_JOB:_ Find the lines that hold the word "screenshot" and return them.

_PROVIDED RECORDS:_
==*==

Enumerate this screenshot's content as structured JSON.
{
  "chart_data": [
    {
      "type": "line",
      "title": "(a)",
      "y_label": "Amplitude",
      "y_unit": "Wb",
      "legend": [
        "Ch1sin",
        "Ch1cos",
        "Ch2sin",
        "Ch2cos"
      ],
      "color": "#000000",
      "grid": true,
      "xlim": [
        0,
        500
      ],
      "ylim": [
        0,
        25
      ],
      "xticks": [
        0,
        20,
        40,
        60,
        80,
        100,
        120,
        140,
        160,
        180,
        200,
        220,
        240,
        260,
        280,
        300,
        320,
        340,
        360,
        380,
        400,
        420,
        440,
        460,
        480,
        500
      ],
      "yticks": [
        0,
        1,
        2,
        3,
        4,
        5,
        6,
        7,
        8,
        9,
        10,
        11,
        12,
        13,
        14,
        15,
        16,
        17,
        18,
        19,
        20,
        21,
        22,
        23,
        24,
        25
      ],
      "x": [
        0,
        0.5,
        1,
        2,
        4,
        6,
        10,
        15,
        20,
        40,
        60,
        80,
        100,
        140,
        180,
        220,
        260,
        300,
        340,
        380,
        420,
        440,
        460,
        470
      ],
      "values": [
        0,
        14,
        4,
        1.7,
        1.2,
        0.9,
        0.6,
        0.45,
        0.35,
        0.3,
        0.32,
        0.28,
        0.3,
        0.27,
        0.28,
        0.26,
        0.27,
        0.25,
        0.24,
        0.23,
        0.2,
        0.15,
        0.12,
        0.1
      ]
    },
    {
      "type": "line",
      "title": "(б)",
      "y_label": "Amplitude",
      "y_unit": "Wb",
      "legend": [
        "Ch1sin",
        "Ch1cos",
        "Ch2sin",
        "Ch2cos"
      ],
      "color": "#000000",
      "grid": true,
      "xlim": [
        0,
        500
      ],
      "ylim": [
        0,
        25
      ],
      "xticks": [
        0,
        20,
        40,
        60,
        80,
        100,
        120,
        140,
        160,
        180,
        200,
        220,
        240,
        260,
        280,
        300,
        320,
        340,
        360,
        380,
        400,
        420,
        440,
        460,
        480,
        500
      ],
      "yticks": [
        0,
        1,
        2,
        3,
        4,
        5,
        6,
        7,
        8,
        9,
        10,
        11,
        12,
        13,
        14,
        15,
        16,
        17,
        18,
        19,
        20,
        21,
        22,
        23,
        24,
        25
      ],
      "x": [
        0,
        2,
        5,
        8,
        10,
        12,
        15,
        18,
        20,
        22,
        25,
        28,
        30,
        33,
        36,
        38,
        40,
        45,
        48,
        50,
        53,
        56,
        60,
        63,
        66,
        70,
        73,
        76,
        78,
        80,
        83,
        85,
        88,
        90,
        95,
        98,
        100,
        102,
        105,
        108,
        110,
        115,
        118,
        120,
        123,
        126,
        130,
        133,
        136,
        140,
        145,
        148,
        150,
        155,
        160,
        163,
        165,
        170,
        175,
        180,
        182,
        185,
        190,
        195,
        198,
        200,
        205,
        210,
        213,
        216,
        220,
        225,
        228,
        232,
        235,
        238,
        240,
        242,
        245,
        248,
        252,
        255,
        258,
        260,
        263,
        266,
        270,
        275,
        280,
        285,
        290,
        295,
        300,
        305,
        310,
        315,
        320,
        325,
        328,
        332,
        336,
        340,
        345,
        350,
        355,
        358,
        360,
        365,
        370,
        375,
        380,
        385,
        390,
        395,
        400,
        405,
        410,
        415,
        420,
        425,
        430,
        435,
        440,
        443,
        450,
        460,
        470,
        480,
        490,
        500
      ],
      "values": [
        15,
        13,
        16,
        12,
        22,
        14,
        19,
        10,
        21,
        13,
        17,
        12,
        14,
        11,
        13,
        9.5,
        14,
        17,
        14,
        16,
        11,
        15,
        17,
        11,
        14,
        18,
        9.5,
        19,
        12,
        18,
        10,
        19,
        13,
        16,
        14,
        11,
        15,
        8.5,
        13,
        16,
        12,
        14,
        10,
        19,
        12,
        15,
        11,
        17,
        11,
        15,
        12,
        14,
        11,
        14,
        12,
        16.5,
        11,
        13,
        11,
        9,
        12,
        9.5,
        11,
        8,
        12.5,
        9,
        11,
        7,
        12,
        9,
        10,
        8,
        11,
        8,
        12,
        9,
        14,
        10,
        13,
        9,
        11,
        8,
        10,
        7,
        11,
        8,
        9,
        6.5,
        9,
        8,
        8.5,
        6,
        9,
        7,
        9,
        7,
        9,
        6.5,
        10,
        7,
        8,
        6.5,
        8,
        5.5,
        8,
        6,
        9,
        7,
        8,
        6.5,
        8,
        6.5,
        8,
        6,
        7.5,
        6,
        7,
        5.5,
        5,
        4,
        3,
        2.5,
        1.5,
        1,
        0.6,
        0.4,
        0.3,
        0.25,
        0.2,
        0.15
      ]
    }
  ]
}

==*==

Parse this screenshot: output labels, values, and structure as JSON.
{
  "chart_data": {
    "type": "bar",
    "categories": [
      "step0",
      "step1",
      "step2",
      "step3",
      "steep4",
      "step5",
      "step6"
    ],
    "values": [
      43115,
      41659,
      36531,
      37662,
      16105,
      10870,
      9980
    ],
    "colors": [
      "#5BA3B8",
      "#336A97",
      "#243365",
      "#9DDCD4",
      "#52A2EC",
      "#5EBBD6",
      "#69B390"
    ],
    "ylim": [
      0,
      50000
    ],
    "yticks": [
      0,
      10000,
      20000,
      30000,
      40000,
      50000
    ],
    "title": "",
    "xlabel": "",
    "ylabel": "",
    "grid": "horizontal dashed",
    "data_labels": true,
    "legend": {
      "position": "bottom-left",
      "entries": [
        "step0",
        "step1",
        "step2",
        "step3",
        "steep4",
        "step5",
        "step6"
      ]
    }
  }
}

==*==

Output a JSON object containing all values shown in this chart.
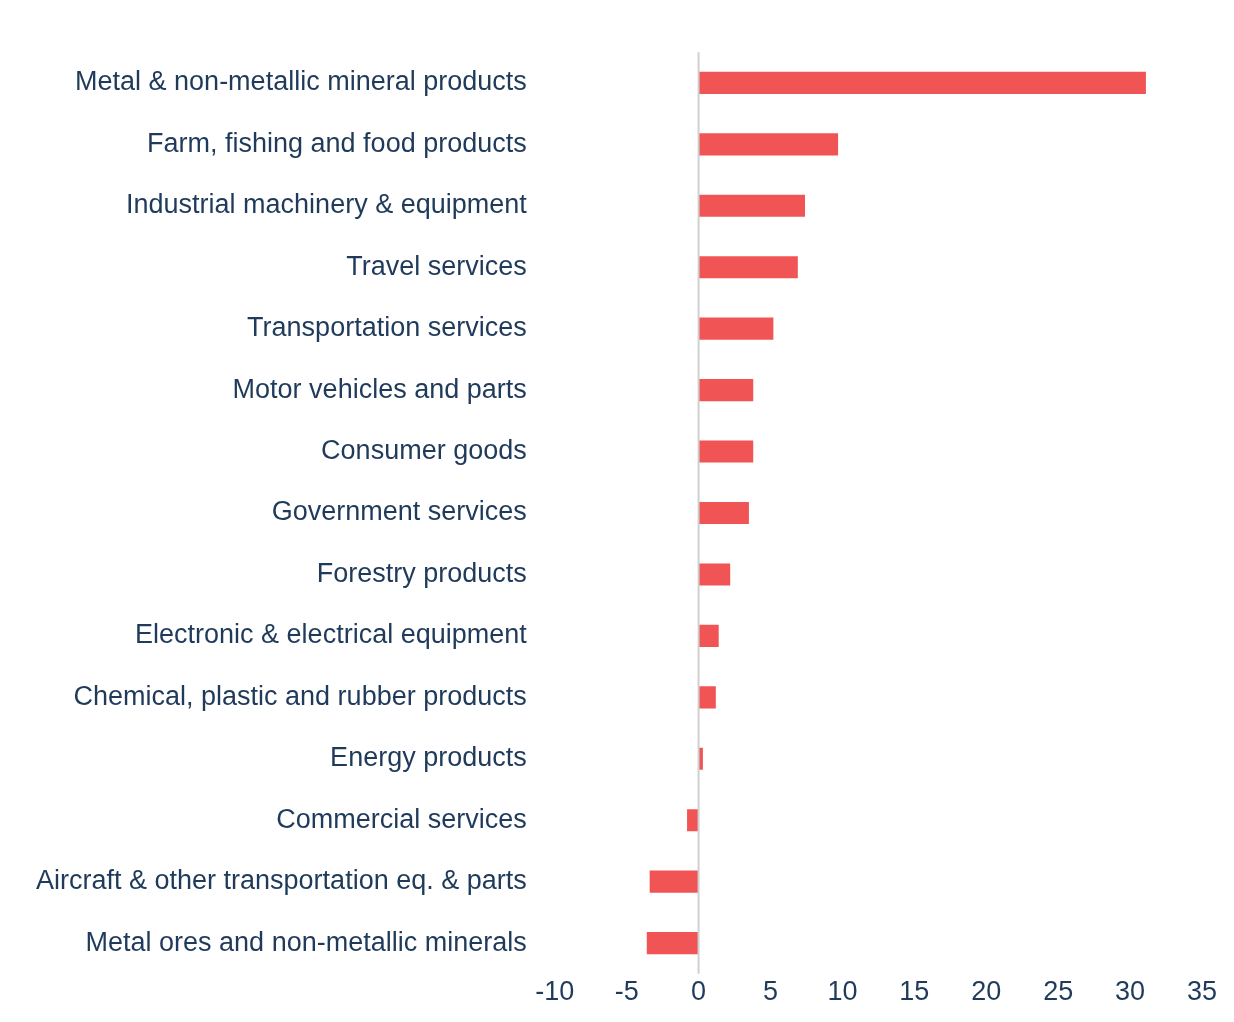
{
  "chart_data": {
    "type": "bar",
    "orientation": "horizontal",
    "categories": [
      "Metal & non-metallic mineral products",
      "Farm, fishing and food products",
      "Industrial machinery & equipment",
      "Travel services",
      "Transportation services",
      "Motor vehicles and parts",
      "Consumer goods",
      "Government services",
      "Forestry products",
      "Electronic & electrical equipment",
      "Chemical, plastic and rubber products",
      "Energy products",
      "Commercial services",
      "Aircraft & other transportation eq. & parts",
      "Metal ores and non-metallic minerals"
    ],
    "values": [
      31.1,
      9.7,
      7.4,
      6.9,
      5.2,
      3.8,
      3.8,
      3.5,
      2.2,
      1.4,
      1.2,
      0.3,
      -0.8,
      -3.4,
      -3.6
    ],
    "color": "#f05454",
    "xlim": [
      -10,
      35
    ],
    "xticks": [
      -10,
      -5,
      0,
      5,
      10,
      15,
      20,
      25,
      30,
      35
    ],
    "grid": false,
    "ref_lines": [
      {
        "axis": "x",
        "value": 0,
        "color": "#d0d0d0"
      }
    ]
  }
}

==*==

_SOLUTION BELOW:_
Enumerate this screenshot's content as structured JSON.
Parse this screenshot: output labels, values, and structure as JSON.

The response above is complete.